▶ **DESCRIPTION OF THE TASK**: In the records below, count every line containing "icon". Reply with the number only.

Data entries
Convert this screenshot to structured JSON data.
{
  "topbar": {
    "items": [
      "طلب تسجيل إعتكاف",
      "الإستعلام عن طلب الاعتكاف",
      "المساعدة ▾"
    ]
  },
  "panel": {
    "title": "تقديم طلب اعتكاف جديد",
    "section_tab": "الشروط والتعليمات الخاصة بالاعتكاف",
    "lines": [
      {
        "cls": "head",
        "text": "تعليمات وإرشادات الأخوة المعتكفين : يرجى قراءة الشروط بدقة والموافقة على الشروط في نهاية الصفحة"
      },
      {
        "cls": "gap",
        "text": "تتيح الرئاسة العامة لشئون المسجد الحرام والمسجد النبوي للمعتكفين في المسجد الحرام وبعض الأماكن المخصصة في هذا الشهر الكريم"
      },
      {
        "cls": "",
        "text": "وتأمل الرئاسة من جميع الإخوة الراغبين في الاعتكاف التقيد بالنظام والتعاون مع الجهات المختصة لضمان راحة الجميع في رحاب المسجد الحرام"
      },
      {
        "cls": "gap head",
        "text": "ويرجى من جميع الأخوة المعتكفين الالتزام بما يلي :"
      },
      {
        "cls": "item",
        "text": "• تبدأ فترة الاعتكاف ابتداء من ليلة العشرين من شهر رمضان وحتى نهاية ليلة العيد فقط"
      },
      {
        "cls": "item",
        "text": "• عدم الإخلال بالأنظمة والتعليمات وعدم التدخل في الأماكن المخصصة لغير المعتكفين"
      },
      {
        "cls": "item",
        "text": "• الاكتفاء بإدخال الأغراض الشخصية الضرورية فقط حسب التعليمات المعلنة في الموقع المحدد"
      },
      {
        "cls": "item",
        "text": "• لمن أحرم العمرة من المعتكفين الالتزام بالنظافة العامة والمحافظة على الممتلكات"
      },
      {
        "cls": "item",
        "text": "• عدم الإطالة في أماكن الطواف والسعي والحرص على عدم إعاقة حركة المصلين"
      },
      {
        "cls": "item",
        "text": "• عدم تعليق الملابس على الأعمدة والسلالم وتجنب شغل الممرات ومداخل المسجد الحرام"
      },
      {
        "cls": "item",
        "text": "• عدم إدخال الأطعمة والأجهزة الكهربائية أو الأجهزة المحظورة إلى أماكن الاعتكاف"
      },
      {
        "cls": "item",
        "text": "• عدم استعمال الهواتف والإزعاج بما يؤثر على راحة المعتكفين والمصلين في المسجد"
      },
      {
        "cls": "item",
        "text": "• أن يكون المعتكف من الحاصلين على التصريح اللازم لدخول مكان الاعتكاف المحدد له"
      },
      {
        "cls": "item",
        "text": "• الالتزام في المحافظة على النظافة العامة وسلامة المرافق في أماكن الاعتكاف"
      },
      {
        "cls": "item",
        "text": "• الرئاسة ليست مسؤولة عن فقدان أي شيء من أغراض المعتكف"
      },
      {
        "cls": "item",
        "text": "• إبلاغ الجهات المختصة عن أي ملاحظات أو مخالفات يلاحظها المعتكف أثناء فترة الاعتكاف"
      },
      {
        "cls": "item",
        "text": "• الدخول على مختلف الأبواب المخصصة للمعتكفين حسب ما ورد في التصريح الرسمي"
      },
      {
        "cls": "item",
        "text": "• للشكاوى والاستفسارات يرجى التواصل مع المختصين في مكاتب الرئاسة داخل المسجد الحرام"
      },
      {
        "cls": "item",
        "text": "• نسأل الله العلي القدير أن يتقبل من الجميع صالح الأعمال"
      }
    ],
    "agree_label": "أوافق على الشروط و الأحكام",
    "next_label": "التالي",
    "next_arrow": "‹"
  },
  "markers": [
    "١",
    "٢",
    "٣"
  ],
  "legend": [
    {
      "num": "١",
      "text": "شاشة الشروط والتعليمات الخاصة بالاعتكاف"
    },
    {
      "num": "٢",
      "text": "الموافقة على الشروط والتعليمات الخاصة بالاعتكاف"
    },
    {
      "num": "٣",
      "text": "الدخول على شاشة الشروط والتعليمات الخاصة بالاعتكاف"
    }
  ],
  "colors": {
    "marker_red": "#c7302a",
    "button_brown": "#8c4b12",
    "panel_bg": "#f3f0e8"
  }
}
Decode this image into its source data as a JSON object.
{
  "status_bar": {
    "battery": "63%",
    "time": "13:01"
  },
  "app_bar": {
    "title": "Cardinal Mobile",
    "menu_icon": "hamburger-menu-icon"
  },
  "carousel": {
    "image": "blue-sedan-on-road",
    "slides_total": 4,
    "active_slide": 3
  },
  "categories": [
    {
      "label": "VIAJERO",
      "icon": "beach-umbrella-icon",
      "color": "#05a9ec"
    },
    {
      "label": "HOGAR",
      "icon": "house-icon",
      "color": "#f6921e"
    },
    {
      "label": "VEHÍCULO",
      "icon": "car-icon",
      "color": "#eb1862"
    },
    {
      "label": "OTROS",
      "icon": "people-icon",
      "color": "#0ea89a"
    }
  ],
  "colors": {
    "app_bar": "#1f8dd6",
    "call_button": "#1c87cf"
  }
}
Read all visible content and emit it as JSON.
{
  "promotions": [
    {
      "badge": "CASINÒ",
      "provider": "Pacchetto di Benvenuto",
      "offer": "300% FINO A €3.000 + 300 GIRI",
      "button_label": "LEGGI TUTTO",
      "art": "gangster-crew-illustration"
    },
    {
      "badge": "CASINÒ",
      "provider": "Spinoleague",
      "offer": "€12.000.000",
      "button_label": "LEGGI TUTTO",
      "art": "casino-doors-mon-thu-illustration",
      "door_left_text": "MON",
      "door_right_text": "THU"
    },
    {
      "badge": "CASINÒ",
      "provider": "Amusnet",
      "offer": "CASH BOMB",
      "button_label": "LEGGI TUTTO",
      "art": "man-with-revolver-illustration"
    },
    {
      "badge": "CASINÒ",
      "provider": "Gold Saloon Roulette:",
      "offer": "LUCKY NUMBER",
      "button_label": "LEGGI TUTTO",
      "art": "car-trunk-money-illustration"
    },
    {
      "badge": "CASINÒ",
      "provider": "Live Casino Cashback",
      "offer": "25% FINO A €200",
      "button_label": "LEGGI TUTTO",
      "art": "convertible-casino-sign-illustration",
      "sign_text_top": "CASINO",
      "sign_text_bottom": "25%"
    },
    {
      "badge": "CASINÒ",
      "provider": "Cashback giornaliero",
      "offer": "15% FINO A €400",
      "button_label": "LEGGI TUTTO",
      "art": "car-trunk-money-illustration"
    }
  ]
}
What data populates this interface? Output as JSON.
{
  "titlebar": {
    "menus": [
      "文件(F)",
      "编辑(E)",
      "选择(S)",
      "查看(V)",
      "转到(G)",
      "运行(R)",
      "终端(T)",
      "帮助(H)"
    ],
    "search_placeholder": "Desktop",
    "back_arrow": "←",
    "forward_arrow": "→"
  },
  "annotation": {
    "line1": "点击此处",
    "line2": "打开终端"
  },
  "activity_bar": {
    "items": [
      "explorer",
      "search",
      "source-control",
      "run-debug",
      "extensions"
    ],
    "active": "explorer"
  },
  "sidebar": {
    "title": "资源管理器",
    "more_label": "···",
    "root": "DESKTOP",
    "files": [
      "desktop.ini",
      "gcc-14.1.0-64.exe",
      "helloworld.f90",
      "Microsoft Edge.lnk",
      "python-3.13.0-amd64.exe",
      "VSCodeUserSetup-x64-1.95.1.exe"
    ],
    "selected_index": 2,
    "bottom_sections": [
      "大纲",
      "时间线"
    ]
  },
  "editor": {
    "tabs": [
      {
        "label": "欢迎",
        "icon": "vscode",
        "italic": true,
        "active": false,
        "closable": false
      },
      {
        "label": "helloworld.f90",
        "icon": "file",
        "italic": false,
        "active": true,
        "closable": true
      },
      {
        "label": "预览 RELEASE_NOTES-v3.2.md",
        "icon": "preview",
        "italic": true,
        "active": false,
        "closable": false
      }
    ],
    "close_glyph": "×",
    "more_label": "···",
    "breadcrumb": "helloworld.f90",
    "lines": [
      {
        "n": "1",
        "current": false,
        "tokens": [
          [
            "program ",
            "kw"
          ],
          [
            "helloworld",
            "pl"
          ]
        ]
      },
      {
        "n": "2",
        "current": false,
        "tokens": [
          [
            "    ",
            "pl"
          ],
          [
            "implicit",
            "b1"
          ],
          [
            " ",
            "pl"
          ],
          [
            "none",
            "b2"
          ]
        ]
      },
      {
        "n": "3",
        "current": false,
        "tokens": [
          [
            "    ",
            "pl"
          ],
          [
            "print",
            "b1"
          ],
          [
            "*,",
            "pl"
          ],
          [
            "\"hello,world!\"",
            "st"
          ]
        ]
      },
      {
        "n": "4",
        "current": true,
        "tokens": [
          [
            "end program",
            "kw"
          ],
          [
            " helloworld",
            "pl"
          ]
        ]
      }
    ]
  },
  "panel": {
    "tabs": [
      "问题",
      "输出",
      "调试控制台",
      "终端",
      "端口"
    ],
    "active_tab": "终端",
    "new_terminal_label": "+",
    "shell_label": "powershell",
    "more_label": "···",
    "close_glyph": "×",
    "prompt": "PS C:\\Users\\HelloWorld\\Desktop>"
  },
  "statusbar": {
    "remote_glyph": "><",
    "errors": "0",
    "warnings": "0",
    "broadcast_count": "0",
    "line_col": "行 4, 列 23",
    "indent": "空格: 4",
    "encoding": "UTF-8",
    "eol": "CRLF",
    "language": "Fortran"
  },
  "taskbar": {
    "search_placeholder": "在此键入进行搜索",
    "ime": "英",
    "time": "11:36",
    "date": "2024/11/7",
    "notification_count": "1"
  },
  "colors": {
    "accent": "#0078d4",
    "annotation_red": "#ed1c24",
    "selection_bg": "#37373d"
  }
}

▶ **ANSWER**: 8